● What this task involves
All lines in the data bearing the string "JSON" should be identified and copied.

(Figure record listings)

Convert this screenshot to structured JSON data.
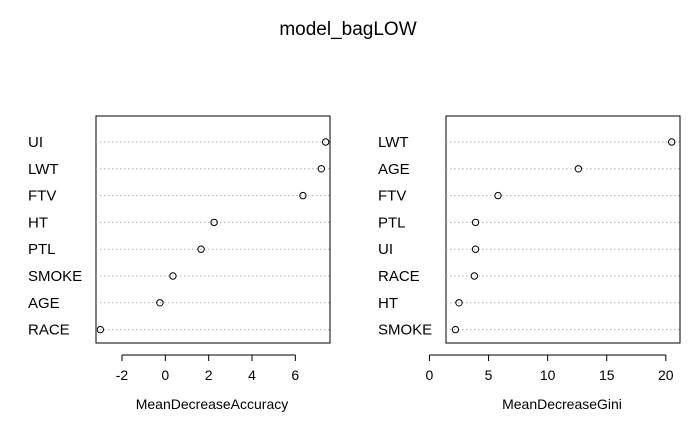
{
  "title": "model_bagLOW",
  "chart_data": [
    {
      "type": "scatter",
      "style": "dotchart",
      "xlabel": "MeanDecreaseAccuracy",
      "xlim": [
        -3.2,
        7.6
      ],
      "xticks": [
        -2,
        0,
        2,
        4,
        6
      ],
      "categories": [
        "UI",
        "LWT",
        "FTV",
        "HT",
        "PTL",
        "SMOKE",
        "AGE",
        "RACE"
      ],
      "values": [
        7.4,
        7.2,
        6.35,
        2.25,
        1.65,
        0.35,
        -0.25,
        -3.0
      ]
    },
    {
      "type": "scatter",
      "style": "dotchart",
      "xlabel": "MeanDecreaseGini",
      "xlim": [
        1.4,
        21.2
      ],
      "xticks": [
        0,
        5,
        10,
        15,
        20
      ],
      "categories": [
        "LWT",
        "AGE",
        "FTV",
        "PTL",
        "UI",
        "RACE",
        "HT",
        "SMOKE"
      ],
      "values": [
        20.5,
        12.6,
        5.8,
        3.9,
        3.9,
        3.8,
        2.5,
        2.2
      ]
    }
  ]
}
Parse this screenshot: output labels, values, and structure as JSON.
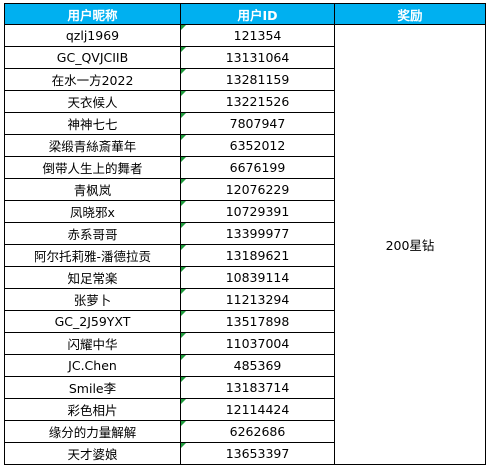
{
  "headers": {
    "nickname": "用户昵称",
    "user_id": "用户ID",
    "reward": "奖励"
  },
  "reward_value": "200星钻",
  "rows": [
    {
      "nickname": "qzlj1969",
      "id": "121354"
    },
    {
      "nickname": "GC_QVJCIIB",
      "id": "13131064"
    },
    {
      "nickname": "在水一方2022",
      "id": "13281159"
    },
    {
      "nickname": "天衣候人",
      "id": "13221526"
    },
    {
      "nickname": "神神七七",
      "id": "7807947"
    },
    {
      "nickname": "梁缎青絲斎華年",
      "id": "6352012"
    },
    {
      "nickname": "倒带人生上的舞者",
      "id": "6676199"
    },
    {
      "nickname": "青枫岚",
      "id": "12076229"
    },
    {
      "nickname": "凤晓邪x",
      "id": "10729391"
    },
    {
      "nickname": "赤系哥哥",
      "id": "13399977"
    },
    {
      "nickname": "阿尔托莉雅-潘德拉贡",
      "id": "13189621"
    },
    {
      "nickname": "知足常楽",
      "id": "10839114"
    },
    {
      "nickname": "张萝卜",
      "id": "11213294"
    },
    {
      "nickname": "GC_2J59YXT",
      "id": "13517898"
    },
    {
      "nickname": "闪耀中华",
      "id": "11037004"
    },
    {
      "nickname": "JC.Chen",
      "id": "485369"
    },
    {
      "nickname": "Smile李",
      "id": "13183714"
    },
    {
      "nickname": "彩色相片",
      "id": "12114424"
    },
    {
      "nickname": "缘分的力量解解",
      "id": "6262686"
    },
    {
      "nickname": "天才婆娘",
      "id": "13653397"
    }
  ]
}
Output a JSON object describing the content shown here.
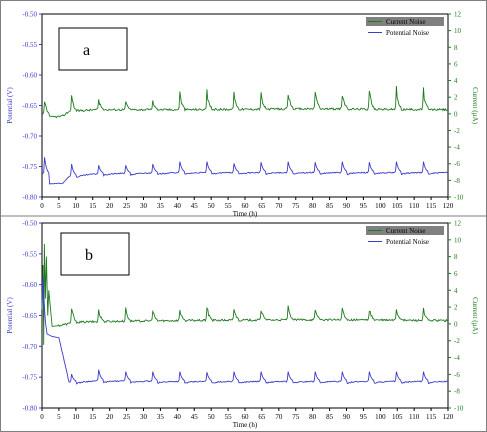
{
  "colors": {
    "potential": "#3b3bcc",
    "current": "#1f7a1f",
    "frame": "#7f7f7f",
    "legend_box": "#808080"
  },
  "chart_data": [
    {
      "type": "line",
      "panel_label": "a",
      "xlabel": "Time (h)",
      "ylabel_left": "Potential (V)",
      "ylabel_right": "Current (µA)",
      "xlim": [
        0,
        120
      ],
      "ylim_left": [
        -0.8,
        -0.5
      ],
      "ylim_right": [
        -10,
        12
      ],
      "x_ticks": [
        0,
        5,
        10,
        15,
        20,
        25,
        30,
        35,
        40,
        45,
        50,
        55,
        60,
        65,
        70,
        75,
        80,
        85,
        90,
        95,
        100,
        105,
        110,
        115,
        120
      ],
      "y_ticks_left": [
        -0.8,
        -0.75,
        -0.7,
        -0.65,
        -0.6,
        -0.55,
        -0.5
      ],
      "y_ticks_right": [
        -10,
        -8,
        -6,
        -4,
        -2,
        0,
        2,
        4,
        6,
        8,
        10,
        12
      ],
      "legend": {
        "position": "top-right",
        "entries": [
          "Current Noise",
          "Potential Noise"
        ]
      },
      "series": [
        {
          "name": "Current Noise",
          "axis": "right",
          "baseline": [
            [
              0,
              0.0
            ],
            [
              2,
              -0.4
            ],
            [
              6,
              -0.3
            ],
            [
              8,
              0.3
            ],
            [
              16,
              0.5
            ],
            [
              40,
              0.5
            ],
            [
              80,
              0.6
            ],
            [
              120,
              0.5
            ]
          ],
          "spike_times": [
            0.5,
            8.5,
            16.5,
            24.5,
            32.5,
            40.5,
            48.5,
            56.5,
            64.5,
            72.5,
            80.5,
            88.5,
            96.5,
            104.5,
            112.5
          ],
          "spike_peaks": [
            2.0,
            2.5,
            2.0,
            1.8,
            1.8,
            3.0,
            3.0,
            2.8,
            2.8,
            3.2,
            3.2,
            3.2,
            3.5,
            3.5,
            3.3
          ]
        },
        {
          "name": "Potential Noise",
          "axis": "left",
          "baseline": [
            [
              0,
              -0.76
            ],
            [
              2,
              -0.776
            ],
            [
              6,
              -0.778
            ],
            [
              8,
              -0.766
            ],
            [
              16,
              -0.762
            ],
            [
              40,
              -0.76
            ],
            [
              80,
              -0.76
            ],
            [
              120,
              -0.76
            ]
          ],
          "spike_times": [
            0.5,
            8.5,
            16.5,
            24.5,
            32.5,
            40.5,
            48.5,
            56.5,
            64.5,
            72.5,
            80.5,
            88.5,
            96.5,
            104.5,
            112.5
          ],
          "spike_peaks": [
            -0.735,
            -0.746,
            -0.748,
            -0.748,
            -0.746,
            -0.742,
            -0.742,
            -0.745,
            -0.743,
            -0.742,
            -0.743,
            -0.742,
            -0.743,
            -0.742,
            -0.742
          ]
        }
      ]
    },
    {
      "type": "line",
      "panel_label": "b",
      "xlabel": "Time (h)",
      "ylabel_left": "Potential (V)",
      "ylabel_right": "Current (µA)",
      "xlim": [
        0,
        120
      ],
      "ylim_left": [
        -0.8,
        -0.5
      ],
      "ylim_right": [
        -10,
        12
      ],
      "x_ticks": [
        0,
        5,
        10,
        15,
        20,
        25,
        30,
        35,
        40,
        45,
        50,
        55,
        60,
        65,
        70,
        75,
        80,
        85,
        90,
        95,
        100,
        105,
        110,
        115,
        120
      ],
      "y_ticks_left": [
        -0.8,
        -0.75,
        -0.7,
        -0.65,
        -0.6,
        -0.55,
        -0.5
      ],
      "y_ticks_right": [
        -10,
        -8,
        -6,
        -4,
        -2,
        0,
        2,
        4,
        6,
        8,
        10,
        12
      ],
      "legend": {
        "position": "top-right",
        "entries": [
          "Current Noise",
          "Potential Noise"
        ]
      },
      "series": [
        {
          "name": "Current Noise",
          "axis": "right",
          "initial_transient": [
            [
              0,
              2.0
            ],
            [
              0.3,
              7.0
            ],
            [
              0.5,
              -2.5
            ],
            [
              0.7,
              9.5
            ],
            [
              1.0,
              3.0
            ],
            [
              1.3,
              8.0
            ],
            [
              1.7,
              1.0
            ],
            [
              2.0,
              4.0
            ],
            [
              3.0,
              -0.3
            ],
            [
              5.0,
              -0.2
            ]
          ],
          "baseline": [
            [
              5,
              -0.2
            ],
            [
              10,
              0.2
            ],
            [
              20,
              0.3
            ],
            [
              40,
              0.4
            ],
            [
              80,
              0.5
            ],
            [
              120,
              0.4
            ]
          ],
          "spike_times": [
            8.5,
            16.5,
            24.5,
            32.5,
            40.5,
            48.5,
            56.5,
            64.5,
            72.5,
            80.5,
            88.5,
            96.5,
            104.5,
            112.5
          ],
          "spike_peaks": [
            2.5,
            2.3,
            2.0,
            1.8,
            2.0,
            2.5,
            2.2,
            2.2,
            2.2,
            2.2,
            2.3,
            2.2,
            2.2,
            2.0
          ]
        },
        {
          "name": "Potential Noise",
          "axis": "left",
          "initial_transient": [
            [
              0,
              -0.64
            ],
            [
              0.3,
              -0.585
            ],
            [
              0.6,
              -0.625
            ],
            [
              1.0,
              -0.66
            ],
            [
              1.5,
              -0.68
            ],
            [
              3,
              -0.684
            ],
            [
              5,
              -0.686
            ]
          ],
          "baseline": [
            [
              5,
              -0.686
            ],
            [
              8,
              -0.758
            ],
            [
              16,
              -0.756
            ],
            [
              40,
              -0.757
            ],
            [
              80,
              -0.757
            ],
            [
              120,
              -0.757
            ]
          ],
          "spike_times": [
            8.5,
            16.5,
            24.5,
            32.5,
            40.5,
            48.5,
            56.5,
            64.5,
            72.5,
            80.5,
            88.5,
            96.5,
            104.5,
            112.5
          ],
          "spike_peaks": [
            -0.745,
            -0.738,
            -0.741,
            -0.741,
            -0.741,
            -0.742,
            -0.741,
            -0.741,
            -0.741,
            -0.741,
            -0.741,
            -0.741,
            -0.741,
            -0.741
          ]
        }
      ]
    }
  ]
}
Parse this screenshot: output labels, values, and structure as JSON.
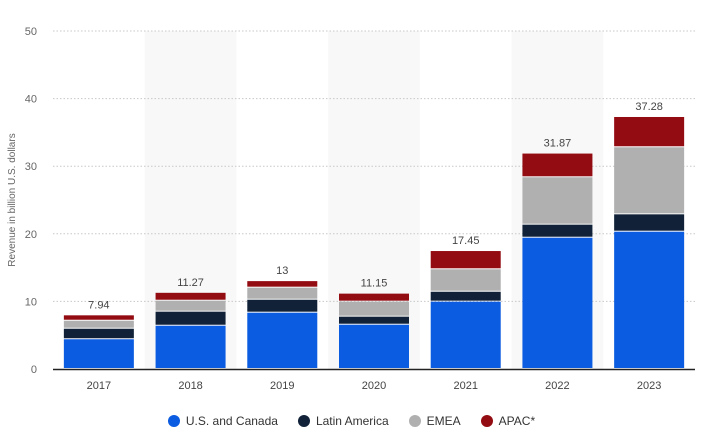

● Exercise answer
Convert this screenshot to structured JSON data.
Parse this screenshot: output labels, values, and structure as JSON.
Output a JSON object describing the content shown here.
Parse this screenshot: output labels, values, and structure as JSON.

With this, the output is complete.